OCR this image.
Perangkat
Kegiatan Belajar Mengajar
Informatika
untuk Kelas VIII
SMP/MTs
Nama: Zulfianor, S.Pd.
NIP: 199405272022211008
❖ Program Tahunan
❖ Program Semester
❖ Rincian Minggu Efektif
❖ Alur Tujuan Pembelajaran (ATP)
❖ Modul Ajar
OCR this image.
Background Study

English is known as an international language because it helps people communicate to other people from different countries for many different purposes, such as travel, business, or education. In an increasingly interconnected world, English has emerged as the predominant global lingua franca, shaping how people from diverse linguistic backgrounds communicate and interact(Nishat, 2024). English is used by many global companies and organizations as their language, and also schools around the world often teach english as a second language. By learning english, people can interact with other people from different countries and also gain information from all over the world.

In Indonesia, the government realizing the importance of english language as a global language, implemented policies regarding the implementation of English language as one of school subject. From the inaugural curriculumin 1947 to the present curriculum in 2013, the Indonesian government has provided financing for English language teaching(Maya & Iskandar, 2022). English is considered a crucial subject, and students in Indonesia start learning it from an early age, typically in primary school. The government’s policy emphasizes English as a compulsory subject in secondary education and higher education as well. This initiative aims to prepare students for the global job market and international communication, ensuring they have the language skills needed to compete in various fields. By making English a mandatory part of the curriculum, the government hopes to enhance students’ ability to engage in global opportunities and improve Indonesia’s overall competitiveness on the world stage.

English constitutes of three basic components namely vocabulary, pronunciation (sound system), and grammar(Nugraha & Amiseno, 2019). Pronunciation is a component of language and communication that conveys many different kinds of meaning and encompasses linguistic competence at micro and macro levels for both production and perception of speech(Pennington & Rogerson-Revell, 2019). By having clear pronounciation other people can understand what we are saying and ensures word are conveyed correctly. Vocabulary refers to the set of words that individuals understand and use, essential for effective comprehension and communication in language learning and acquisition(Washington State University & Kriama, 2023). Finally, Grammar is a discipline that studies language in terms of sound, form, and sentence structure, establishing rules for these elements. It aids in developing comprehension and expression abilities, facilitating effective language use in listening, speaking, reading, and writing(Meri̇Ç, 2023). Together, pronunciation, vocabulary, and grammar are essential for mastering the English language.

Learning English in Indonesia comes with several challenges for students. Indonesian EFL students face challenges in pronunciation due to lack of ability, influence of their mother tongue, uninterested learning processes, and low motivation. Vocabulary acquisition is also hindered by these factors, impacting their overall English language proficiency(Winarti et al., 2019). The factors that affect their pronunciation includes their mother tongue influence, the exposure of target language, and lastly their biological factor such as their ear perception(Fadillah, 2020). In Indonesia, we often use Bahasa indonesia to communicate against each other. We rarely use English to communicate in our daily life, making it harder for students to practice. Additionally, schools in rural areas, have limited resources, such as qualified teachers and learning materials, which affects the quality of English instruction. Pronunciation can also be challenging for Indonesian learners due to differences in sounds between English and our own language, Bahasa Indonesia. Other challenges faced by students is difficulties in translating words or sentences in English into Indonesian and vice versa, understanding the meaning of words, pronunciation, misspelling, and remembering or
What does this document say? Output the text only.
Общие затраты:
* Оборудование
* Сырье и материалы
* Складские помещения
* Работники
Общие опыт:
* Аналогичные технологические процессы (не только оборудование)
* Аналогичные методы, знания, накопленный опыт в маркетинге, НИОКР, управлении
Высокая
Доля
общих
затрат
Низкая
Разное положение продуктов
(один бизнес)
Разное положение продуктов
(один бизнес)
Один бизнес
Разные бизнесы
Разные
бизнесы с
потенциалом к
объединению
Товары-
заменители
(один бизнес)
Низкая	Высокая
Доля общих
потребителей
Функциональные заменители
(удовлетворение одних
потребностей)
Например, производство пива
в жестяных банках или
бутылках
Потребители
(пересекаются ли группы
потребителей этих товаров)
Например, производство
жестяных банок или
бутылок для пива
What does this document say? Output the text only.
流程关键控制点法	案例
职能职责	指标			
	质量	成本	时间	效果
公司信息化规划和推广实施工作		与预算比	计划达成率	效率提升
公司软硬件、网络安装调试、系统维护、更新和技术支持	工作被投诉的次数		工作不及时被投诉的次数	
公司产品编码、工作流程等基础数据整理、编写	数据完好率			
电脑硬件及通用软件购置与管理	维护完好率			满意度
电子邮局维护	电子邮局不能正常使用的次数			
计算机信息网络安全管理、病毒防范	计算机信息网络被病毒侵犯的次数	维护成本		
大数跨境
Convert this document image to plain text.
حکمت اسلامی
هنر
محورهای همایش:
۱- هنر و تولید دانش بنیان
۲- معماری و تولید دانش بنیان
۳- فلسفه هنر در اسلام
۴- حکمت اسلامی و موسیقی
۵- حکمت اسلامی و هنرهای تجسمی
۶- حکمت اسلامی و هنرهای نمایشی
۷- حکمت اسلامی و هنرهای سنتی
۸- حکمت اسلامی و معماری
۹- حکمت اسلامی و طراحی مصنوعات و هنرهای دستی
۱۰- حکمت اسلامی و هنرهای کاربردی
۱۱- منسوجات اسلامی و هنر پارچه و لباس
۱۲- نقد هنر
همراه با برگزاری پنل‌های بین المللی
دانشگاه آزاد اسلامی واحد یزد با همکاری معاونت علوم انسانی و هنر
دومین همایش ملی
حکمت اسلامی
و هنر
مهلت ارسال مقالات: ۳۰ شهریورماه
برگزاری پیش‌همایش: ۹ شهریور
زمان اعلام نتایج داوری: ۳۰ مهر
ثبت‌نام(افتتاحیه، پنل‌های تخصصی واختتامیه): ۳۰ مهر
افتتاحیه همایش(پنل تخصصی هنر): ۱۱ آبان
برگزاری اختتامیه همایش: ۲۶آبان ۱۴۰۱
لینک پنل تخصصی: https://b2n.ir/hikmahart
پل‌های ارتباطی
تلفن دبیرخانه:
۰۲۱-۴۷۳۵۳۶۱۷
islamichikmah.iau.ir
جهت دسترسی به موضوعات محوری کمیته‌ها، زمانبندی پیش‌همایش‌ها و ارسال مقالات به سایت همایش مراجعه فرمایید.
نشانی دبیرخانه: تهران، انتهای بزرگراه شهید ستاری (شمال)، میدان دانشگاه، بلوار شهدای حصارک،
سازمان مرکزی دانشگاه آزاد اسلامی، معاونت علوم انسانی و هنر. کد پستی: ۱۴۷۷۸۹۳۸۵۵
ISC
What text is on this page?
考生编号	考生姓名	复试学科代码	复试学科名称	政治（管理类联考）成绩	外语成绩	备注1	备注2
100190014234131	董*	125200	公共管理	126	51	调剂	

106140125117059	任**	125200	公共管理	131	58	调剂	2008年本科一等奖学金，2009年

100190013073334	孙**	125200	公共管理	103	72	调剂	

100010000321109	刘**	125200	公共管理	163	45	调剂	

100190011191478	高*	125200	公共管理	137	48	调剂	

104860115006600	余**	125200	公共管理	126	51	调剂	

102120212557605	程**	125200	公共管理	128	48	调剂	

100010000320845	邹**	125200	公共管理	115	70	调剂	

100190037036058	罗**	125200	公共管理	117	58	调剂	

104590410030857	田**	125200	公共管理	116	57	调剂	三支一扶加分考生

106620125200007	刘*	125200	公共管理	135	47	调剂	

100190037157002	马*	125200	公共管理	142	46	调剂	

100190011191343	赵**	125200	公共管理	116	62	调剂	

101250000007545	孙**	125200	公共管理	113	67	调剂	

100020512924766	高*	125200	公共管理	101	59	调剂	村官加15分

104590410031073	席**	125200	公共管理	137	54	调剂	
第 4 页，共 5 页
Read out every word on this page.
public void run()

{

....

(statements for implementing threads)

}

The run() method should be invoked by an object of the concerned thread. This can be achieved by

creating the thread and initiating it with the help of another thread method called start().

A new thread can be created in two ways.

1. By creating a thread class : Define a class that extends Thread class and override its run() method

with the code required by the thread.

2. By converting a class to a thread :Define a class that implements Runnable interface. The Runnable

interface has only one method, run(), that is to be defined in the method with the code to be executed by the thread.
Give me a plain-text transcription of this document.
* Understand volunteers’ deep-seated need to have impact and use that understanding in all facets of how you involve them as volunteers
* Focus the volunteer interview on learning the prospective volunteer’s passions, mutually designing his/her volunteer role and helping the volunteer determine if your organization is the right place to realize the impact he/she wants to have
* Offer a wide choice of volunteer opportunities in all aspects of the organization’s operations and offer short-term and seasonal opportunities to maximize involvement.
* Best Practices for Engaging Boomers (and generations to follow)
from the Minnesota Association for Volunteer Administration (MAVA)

→ To be done
From the data above, copy each line that holds "افتتاحیه".

→ Finished task
ثبت‌نام(افتتاحیه، پنل‌های تخصصی واختتامیه): ۳۰ مهر
افتتاحیه همایش(پنل تخصصی هنر): ۱۱ آبان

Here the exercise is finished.